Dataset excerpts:
===
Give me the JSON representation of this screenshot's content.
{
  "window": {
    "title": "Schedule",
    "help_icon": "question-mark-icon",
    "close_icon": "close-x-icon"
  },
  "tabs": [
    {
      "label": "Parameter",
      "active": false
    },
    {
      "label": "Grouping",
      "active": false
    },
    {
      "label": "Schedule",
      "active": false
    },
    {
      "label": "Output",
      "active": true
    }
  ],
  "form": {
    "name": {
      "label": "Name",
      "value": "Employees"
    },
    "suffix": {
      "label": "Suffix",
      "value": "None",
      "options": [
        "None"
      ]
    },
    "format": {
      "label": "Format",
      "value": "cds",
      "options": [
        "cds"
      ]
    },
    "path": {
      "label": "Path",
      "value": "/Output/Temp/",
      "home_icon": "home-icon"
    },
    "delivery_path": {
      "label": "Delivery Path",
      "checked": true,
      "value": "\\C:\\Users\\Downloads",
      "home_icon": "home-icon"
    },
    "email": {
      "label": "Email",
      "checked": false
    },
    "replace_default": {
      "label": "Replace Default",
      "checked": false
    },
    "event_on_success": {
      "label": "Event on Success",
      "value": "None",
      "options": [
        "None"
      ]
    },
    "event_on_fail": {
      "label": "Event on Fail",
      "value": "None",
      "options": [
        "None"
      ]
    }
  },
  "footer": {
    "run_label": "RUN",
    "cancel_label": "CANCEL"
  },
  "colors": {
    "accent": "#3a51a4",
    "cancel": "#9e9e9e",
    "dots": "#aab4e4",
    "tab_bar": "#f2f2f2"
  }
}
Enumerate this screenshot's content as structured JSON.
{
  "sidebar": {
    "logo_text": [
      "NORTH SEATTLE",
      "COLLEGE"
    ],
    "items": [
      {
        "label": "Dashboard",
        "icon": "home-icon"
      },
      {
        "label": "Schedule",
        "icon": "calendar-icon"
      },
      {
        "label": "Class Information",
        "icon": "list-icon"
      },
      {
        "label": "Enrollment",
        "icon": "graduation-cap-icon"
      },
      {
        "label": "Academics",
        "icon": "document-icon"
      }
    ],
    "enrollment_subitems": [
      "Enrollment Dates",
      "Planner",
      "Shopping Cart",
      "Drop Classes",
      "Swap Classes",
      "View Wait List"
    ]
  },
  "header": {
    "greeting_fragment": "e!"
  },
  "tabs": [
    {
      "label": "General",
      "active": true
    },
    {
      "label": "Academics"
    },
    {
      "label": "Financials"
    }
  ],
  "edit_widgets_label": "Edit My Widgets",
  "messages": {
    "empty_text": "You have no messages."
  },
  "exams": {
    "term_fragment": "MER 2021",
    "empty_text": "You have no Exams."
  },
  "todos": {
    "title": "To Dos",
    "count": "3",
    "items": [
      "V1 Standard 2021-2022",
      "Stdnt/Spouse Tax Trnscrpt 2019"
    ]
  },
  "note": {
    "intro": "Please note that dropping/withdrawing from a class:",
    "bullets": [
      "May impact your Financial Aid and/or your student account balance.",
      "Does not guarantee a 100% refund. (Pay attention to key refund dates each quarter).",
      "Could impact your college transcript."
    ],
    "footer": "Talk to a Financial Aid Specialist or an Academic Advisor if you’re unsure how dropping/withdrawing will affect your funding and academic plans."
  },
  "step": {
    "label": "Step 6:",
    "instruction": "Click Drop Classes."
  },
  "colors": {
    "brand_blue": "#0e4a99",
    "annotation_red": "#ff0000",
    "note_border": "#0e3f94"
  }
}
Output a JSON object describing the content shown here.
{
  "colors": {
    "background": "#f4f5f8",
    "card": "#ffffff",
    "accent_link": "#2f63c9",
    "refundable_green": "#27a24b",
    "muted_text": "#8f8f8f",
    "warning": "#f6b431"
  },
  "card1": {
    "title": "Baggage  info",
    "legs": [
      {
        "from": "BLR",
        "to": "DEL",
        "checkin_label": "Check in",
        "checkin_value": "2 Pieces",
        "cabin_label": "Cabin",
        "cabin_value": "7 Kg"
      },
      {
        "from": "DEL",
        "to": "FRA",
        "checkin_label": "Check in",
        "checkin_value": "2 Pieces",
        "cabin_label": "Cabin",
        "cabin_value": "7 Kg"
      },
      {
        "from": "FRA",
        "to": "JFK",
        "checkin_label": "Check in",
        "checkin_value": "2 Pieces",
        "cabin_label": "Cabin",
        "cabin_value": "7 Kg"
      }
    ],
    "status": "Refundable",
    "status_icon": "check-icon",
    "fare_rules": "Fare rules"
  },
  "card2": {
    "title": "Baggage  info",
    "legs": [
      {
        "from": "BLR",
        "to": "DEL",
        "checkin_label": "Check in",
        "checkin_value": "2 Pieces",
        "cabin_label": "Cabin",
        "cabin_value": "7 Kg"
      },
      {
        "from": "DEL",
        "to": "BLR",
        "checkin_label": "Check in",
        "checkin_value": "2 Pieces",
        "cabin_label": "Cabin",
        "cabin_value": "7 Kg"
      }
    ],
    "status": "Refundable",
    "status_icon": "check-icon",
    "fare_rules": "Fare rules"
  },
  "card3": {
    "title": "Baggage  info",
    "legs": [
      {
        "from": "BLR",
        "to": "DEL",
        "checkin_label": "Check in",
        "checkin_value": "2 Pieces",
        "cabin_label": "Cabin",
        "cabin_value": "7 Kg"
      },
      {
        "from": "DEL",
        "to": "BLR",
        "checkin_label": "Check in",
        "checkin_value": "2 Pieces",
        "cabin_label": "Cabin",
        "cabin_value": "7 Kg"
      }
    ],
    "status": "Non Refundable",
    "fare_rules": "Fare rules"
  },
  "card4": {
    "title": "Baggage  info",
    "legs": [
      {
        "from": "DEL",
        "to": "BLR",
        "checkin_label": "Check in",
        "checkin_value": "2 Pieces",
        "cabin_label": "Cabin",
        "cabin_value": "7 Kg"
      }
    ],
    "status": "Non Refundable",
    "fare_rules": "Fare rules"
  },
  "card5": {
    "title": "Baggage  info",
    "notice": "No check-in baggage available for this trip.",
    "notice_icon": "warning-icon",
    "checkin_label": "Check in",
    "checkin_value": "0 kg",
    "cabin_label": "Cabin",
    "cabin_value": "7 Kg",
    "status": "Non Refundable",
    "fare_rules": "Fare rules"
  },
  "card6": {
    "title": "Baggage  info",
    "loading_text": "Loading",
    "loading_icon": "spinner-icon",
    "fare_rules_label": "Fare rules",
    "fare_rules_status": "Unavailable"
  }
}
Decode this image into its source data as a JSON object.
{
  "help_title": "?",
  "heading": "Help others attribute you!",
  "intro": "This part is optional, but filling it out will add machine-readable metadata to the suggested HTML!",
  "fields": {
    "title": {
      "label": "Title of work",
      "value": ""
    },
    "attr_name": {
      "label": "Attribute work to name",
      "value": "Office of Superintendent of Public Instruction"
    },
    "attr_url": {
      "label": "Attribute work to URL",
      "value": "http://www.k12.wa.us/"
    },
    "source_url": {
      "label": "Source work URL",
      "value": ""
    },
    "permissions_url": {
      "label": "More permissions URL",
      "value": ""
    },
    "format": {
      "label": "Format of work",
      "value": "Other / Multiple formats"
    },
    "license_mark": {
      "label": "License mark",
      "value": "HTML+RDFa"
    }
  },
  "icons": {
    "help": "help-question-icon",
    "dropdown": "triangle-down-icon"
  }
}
===
WHAT THE EXERCISE ASKS:
Output the data above exactly, please, line for line.

RESPONSE FOR THIS EXERCISE:
Give me the JSON representation of this screenshot's content.
{
  "window": {
    "title": "Schedule",
    "help_icon": "question-mark-icon",
    "close_icon": "close-x-icon"
  },
  "tabs": [
    {
      "label": "Parameter",
      "active": false
    },
    {
      "label": "Grouping",
      "active": false
    },
    {
      "label": "Schedule",
      "active": false
    },
    {
      "label": "Output",
      "active": true
    }
  ],
  "form": {
    "name": {
      "label": "Name",
      "value": "Employees"
    },
    "suffix": {
      "label": "Suffix",
      "value": "None",
      "options": [
        "None"
      ]
    },
    "format": {
      "label": "Format",
      "value": "cds",
      "options": [
        "cds"
      ]
    },
    "path": {
      "label": "Path",
      "value": "/Output/Temp/",
      "home_icon": "home-icon"
    },
    "delivery_path": {
      "label": "Delivery Path",
      "checked": true,
      "value": "\\C:\\Users\\Downloads",
      "home_icon": "home-icon"
    },
    "email": {
      "label": "Email",
      "checked": false
    },
    "replace_default": {
      "label": "Replace Default",
      "checked": false
    },
    "event_on_success": {
      "label": "Event on Success",
      "value": "None",
      "options": [
        "None"
      ]
    },
    "event_on_fail": {
      "label": "Event on Fail",
      "value": "None",
      "options": [
        "None"
      ]
    }
  },
  "footer": {
    "run_label": "RUN",
    "cancel_label": "CANCEL"
  },
  "colors": {
    "accent": "#3a51a4",
    "cancel": "#9e9e9e",
    "dots": "#aab4e4",
    "tab_bar": "#f2f2f2"
  }
}
Enumerate this screenshot's content as structured JSON.
{
  "sidebar": {
    "logo_text": [
      "NORTH SEATTLE",
      "COLLEGE"
    ],
    "items": [
      {
        "label": "Dashboard",
        "icon": "home-icon"
      },
      {
        "label": "Schedule",
        "icon": "calendar-icon"
      },
      {
        "label": "Class Information",
        "icon": "list-icon"
      },
      {
        "label": "Enrollment",
        "icon": "graduation-cap-icon"
      },
      {
        "label": "Academics",
        "icon": "document-icon"
      }
    ],
    "enrollment_subitems": [
      "Enrollment Dates",
      "Planner",
      "Shopping Cart",
      "Drop Classes",
      "Swap Classes",
      "View Wait List"
    ]
  },
  "header": {
    "greeting_fragment": "e!"
  },
  "tabs": [
    {
      "label": "General",
      "active": true
    },
    {
      "label": "Academics"
    },
    {
      "label": "Financials"
    }
  ],
  "edit_widgets_label": "Edit My Widgets",
  "messages": {
    "empty_text": "You have no messages."
  },
  "exams": {
    "term_fragment": "MER 2021",
    "empty_text": "You have no Exams."
  },
  "todos": {
    "title": "To Dos",
    "count": "3",
    "items": [
      "V1 Standard 2021-2022",
      "Stdnt/Spouse Tax Trnscrpt 2019"
    ]
  },
  "note": {
    "intro": "Please note that dropping/withdrawing from a class:",
    "bullets": [
      "May impact your Financial Aid and/or your student account balance.",
      "Does not guarantee a 100% refund. (Pay attention to key refund dates each quarter).",
      "Could impact your college transcript."
    ],
    "footer": "Talk to a Financial Aid Specialist or an Academic Advisor if you’re unsure how dropping/withdrawing will affect your funding and academic plans."
  },
  "step": {
    "label": "Step 6:",
    "instruction": "Click Drop Classes."
  },
  "colors": {
    "brand_blue": "#0e4a99",
    "annotation_red": "#ff0000",
    "note_border": "#0e3f94"
  }
}
Output a JSON object describing the content shown here.
{
  "colors": {
    "background": "#f4f5f8",
    "card": "#ffffff",
    "accent_link": "#2f63c9",
    "refundable_green": "#27a24b",
    "muted_text": "#8f8f8f",
    "warning": "#f6b431"
  },
  "card1": {
    "title": "Baggage  info",
    "legs": [
      {
        "from": "BLR",
        "to": "DEL",
        "checkin_label": "Check in",
        "checkin_value": "2 Pieces",
        "cabin_label": "Cabin",
        "cabin_value": "7 Kg"
      },
      {
        "from": "DEL",
        "to": "FRA",
        "checkin_label": "Check in",
        "checkin_value": "2 Pieces",
        "cabin_label": "Cabin",
        "cabin_value": "7 Kg"
      },
      {
        "from": "FRA",
        "to": "JFK",
        "checkin_label": "Check in",
        "checkin_value": "2 Pieces",
        "cabin_label": "Cabin",
        "cabin_value": "7 Kg"
      }
    ],
    "status": "Refundable",
    "status_icon": "check-icon",
    "fare_rules": "Fare rules"
  },
  "card2": {
    "title": "Baggage  info",
    "legs": [
      {
        "from": "BLR",
        "to": "DEL",
        "checkin_label": "Check in",
        "checkin_value": "2 Pieces",
        "cabin_label": "Cabin",
        "cabin_value": "7 Kg"
      },
      {
        "from": "DEL",
        "to": "BLR",
        "checkin_label": "Check in",
        "checkin_value": "2 Pieces",
        "cabin_label": "Cabin",
        "cabin_value": "7 Kg"
      }
    ],
    "status": "Refundable",
    "status_icon": "check-icon",
    "fare_rules": "Fare rules"
  },
  "card3": {
    "title": "Baggage  info",
    "legs": [
      {
        "from": "BLR",
        "to": "DEL",
        "checkin_label": "Check in",
        "checkin_value": "2 Pieces",
        "cabin_label": "Cabin",
        "cabin_value": "7 Kg"
      },
      {
        "from": "DEL",
        "to": "BLR",
        "checkin_label": "Check in",
        "checkin_value": "2 Pieces",
        "cabin_label": "Cabin",
        "cabin_value": "7 Kg"
      }
    ],
    "status": "Non Refundable",
    "fare_rules": "Fare rules"
  },
  "card4": {
    "title": "Baggage  info",
    "legs": [
      {
        "from": "DEL",
        "to": "BLR",
        "checkin_label": "Check in",
        "checkin_value": "2 Pieces",
        "cabin_label": "Cabin",
        "cabin_value": "7 Kg"
      }
    ],
    "status": "Non Refundable",
    "fare_rules": "Fare rules"
  },
  "card5": {
    "title": "Baggage  info",
    "notice": "No check-in baggage available for this trip.",
    "notice_icon": "warning-icon",
    "checkin_label": "Check in",
    "checkin_value": "0 kg",
    "cabin_label": "Cabin",
    "cabin_value": "7 Kg",
    "status": "Non Refundable",
    "fare_rules": "Fare rules"
  },
  "card6": {
    "title": "Baggage  info",
    "loading_text": "Loading",
    "loading_icon": "spinner-icon",
    "fare_rules_label": "Fare rules",
    "fare_rules_status": "Unavailable"
  }
}
Decode this image into its source data as a JSON object.
{
  "help_title": "?",
  "heading": "Help others attribute you!",
  "intro": "This part is optional, but filling it out will add machine-readable metadata to the suggested HTML!",
  "fields": {
    "title": {
      "label": "Title of work",
      "value": ""
    },
    "attr_name": {
      "label": "Attribute work to name",
      "value": "Office of Superintendent of Public Instruction"
    },
    "attr_url": {
      "label": "Attribute work to URL",
      "value": "http://www.k12.wa.us/"
    },
    "source_url": {
      "label": "Source work URL",
      "value": ""
    },
    "permissions_url": {
      "label": "More permissions URL",
      "value": ""
    },
    "format": {
      "label": "Format of work",
      "value": "Other / Multiple formats"
    },
    "license_mark": {
      "label": "License mark",
      "value": "HTML+RDFa"
    }
  },
  "icons": {
    "help": "help-question-icon",
    "dropdown": "triangle-down-icon"
  }
}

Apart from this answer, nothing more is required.